Items listed in a dataset
** START **
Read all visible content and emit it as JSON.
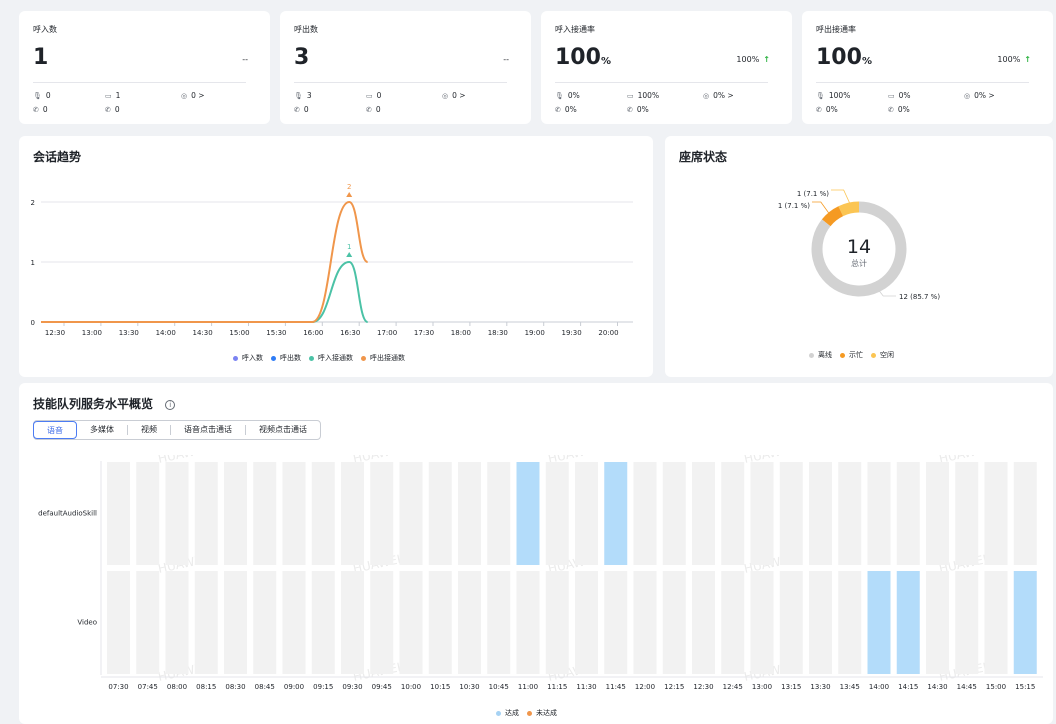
{
  "kpis": [
    {
      "title": "呼入数",
      "value": "1",
      "unit": "",
      "comparison": "--",
      "arrow": "",
      "stats": [
        "0",
        "1",
        "0 >",
        "0",
        "0"
      ]
    },
    {
      "title": "呼出数",
      "value": "3",
      "unit": "",
      "comparison": "--",
      "arrow": "",
      "stats": [
        "3",
        "0",
        "0 >",
        "0",
        "0"
      ]
    },
    {
      "title": "呼入接通率",
      "value": "100",
      "unit": "%",
      "comparison": "100%",
      "arrow": "↑",
      "stats": [
        "0%",
        "100%",
        "0% >",
        "0%",
        "0%"
      ]
    },
    {
      "title": "呼出接通率",
      "value": "100",
      "unit": "%",
      "comparison": "100%",
      "arrow": "↑",
      "stats": [
        "100%",
        "0%",
        "0% >",
        "0%",
        "0%"
      ]
    }
  ],
  "stat_icons": [
    "microphone-icon",
    "video-camera-icon",
    "chat-bubble-icon",
    "phone-icon",
    "phone-forward-icon"
  ],
  "trend": {
    "title": "会话趋势",
    "chart_data": {
      "type": "line",
      "x": [
        "12:30",
        "13:00",
        "13:30",
        "14:00",
        "14:30",
        "15:00",
        "15:30",
        "16:00",
        "16:30",
        "17:00",
        "17:30",
        "18:00",
        "18:30",
        "19:00",
        "19:30",
        "20:00"
      ],
      "ylim": [
        0,
        2
      ],
      "yticks": [
        "0",
        "1",
        "2"
      ],
      "series": [
        {
          "name": "呼入数",
          "color": "#7b83f2",
          "points": []
        },
        {
          "name": "呼出数",
          "color": "#2e7cf6",
          "points": []
        },
        {
          "name": "呼入接通数",
          "color": "#4bc2a6",
          "points": [
            [
              "12:00",
              0
            ],
            [
              "16:00",
              0
            ],
            [
              "16:30",
              1
            ],
            [
              "16:45",
              0
            ]
          ],
          "peak_label": "1"
        },
        {
          "name": "呼出接通数",
          "color": "#f0964b",
          "points": [
            [
              "12:00",
              0
            ],
            [
              "16:00",
              0
            ],
            [
              "16:30",
              2
            ],
            [
              "16:45",
              1
            ]
          ],
          "peak_label": "2"
        }
      ]
    }
  },
  "seats": {
    "title": "座席状态",
    "total": "14",
    "total_label": "总计",
    "chart_data": {
      "type": "pie",
      "slices": [
        {
          "name": "离线",
          "value": 12,
          "label": "12 (85.7 %)",
          "color": "#d2d2d2"
        },
        {
          "name": "示忙",
          "value": 1,
          "label": "1 (7.1 %)",
          "color": "#f59a23"
        },
        {
          "name": "空闲",
          "value": 1,
          "label": "1 (7.1 %)",
          "color": "#fbc553"
        }
      ]
    }
  },
  "skill": {
    "title": "技能队列服务水平概览",
    "info_icon": "info-icon",
    "tabs": [
      "语音",
      "多媒体",
      "视频",
      "语音点击通话",
      "视频点击通话"
    ],
    "active_tab": 0,
    "watermark": "HUAWEI",
    "chart_data": {
      "type": "heatmap",
      "rows": [
        "defaultAudioSkill",
        "Video"
      ],
      "x": [
        "07:30",
        "07:45",
        "08:00",
        "08:15",
        "08:30",
        "08:45",
        "09:00",
        "09:15",
        "09:30",
        "09:45",
        "10:00",
        "10:15",
        "10:30",
        "10:45",
        "11:00",
        "11:15",
        "11:30",
        "11:45",
        "12:00",
        "12:15",
        "12:30",
        "12:45",
        "13:00",
        "13:15",
        "13:30",
        "13:45",
        "14:00",
        "14:15",
        "14:30",
        "14:45",
        "15:00",
        "15:15"
      ],
      "achieved": {
        "defaultAudioSkill": [
          "11:00",
          "11:45"
        ],
        "Video": [
          "14:00",
          "14:15",
          "15:15"
        ]
      },
      "legend": [
        {
          "name": "达成",
          "color": "#a6d2f3"
        },
        {
          "name": "未达成",
          "color": "#f0964b"
        }
      ],
      "colors": {
        "achieved": "#b3dcfa",
        "empty": "#f2f2f2"
      }
    }
  }
}
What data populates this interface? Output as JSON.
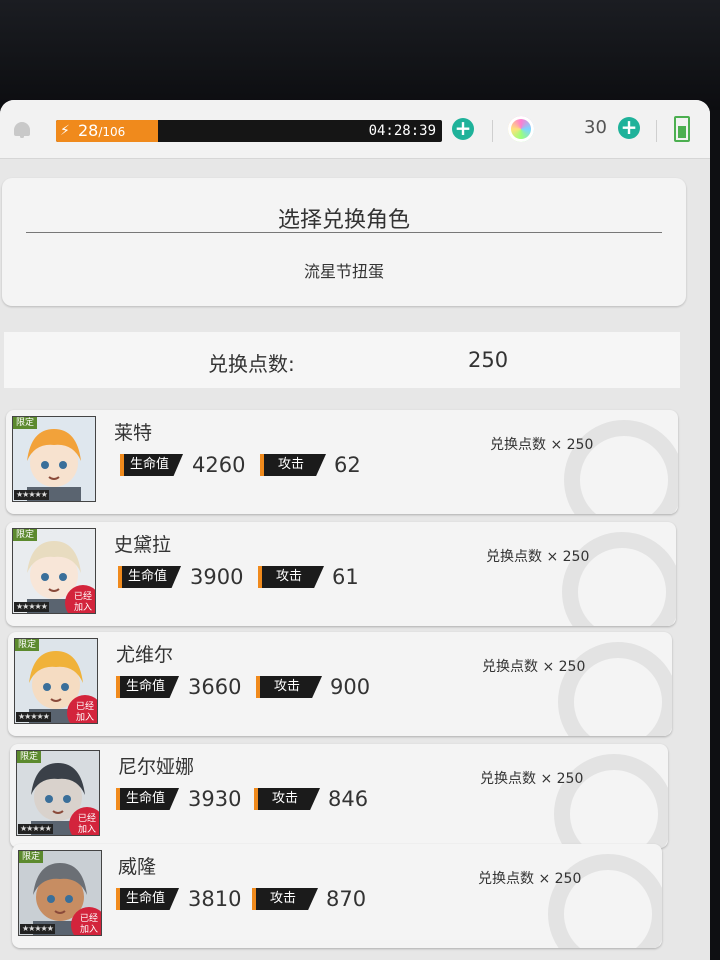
{
  "status_bar": {
    "energy": "28",
    "energy_max": "/106",
    "energy_fraction": 0.264,
    "timer": "04:28:39",
    "gems": "30",
    "add_symbol": "+"
  },
  "header": {
    "title": "选择兑换角色",
    "subtitle": "流星节扭蛋"
  },
  "points": {
    "label": "兑换点数:",
    "value": "250"
  },
  "labels": {
    "hp": "生命值",
    "atk": "攻击",
    "limited": "限定",
    "stars": "★★★★★",
    "joined_line1": "已经",
    "joined_line2": "加入"
  },
  "characters": [
    {
      "name": "莱特",
      "hp": "4260",
      "atk": "62",
      "cost": "兑换点数 × 250",
      "joined": false
    },
    {
      "name": "史黛拉",
      "hp": "3900",
      "atk": "61",
      "cost": "兑换点数 × 250",
      "joined": true
    },
    {
      "name": "尤维尔",
      "hp": "3660",
      "atk": "900",
      "cost": "兑换点数 × 250",
      "joined": true
    },
    {
      "name": "尼尔娅娜",
      "hp": "3930",
      "atk": "846",
      "cost": "兑换点数 × 250",
      "joined": true
    },
    {
      "name": "威隆",
      "hp": "3810",
      "atk": "870",
      "cost": "兑换点数 × 250",
      "joined": true
    }
  ],
  "colors": {
    "accent_orange": "#f08a1c",
    "accent_teal": "#1fb29a",
    "joined_red": "#d3243c"
  }
}
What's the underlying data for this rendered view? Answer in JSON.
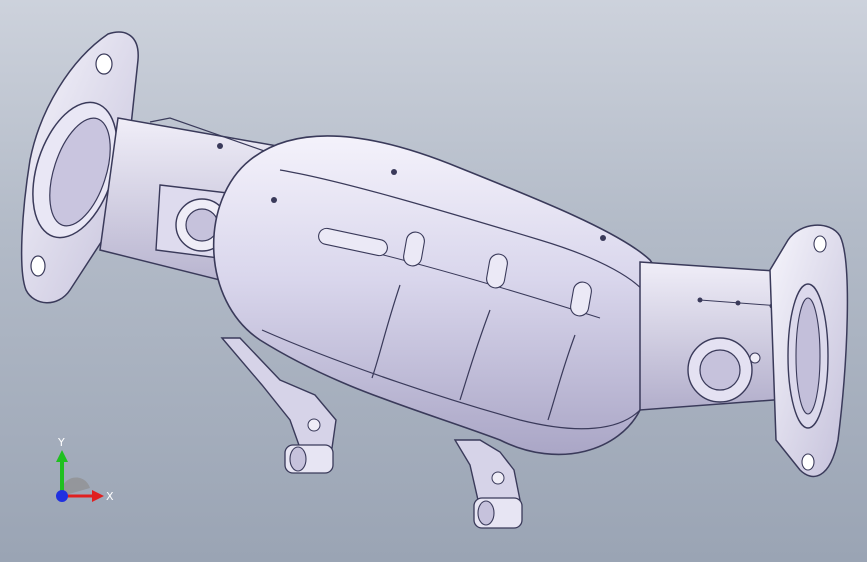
{
  "viewport": {
    "background_top": "#cdd2dc",
    "background_bottom": "#9aa4b4",
    "model_name": "catalytic-converter"
  },
  "triad": {
    "x_label": "X",
    "y_label": "Y",
    "x_color": "#e02020",
    "y_color": "#20c020",
    "z_color": "#2030e0"
  }
}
** END **
**EXERCISE DETAILS**.
Which lines contain the word "defaultAudioSkill"? Return each of them.

**WRITTEN RESPONSE**.
        "defaultAudioSkill",
        "defaultAudioSkill": [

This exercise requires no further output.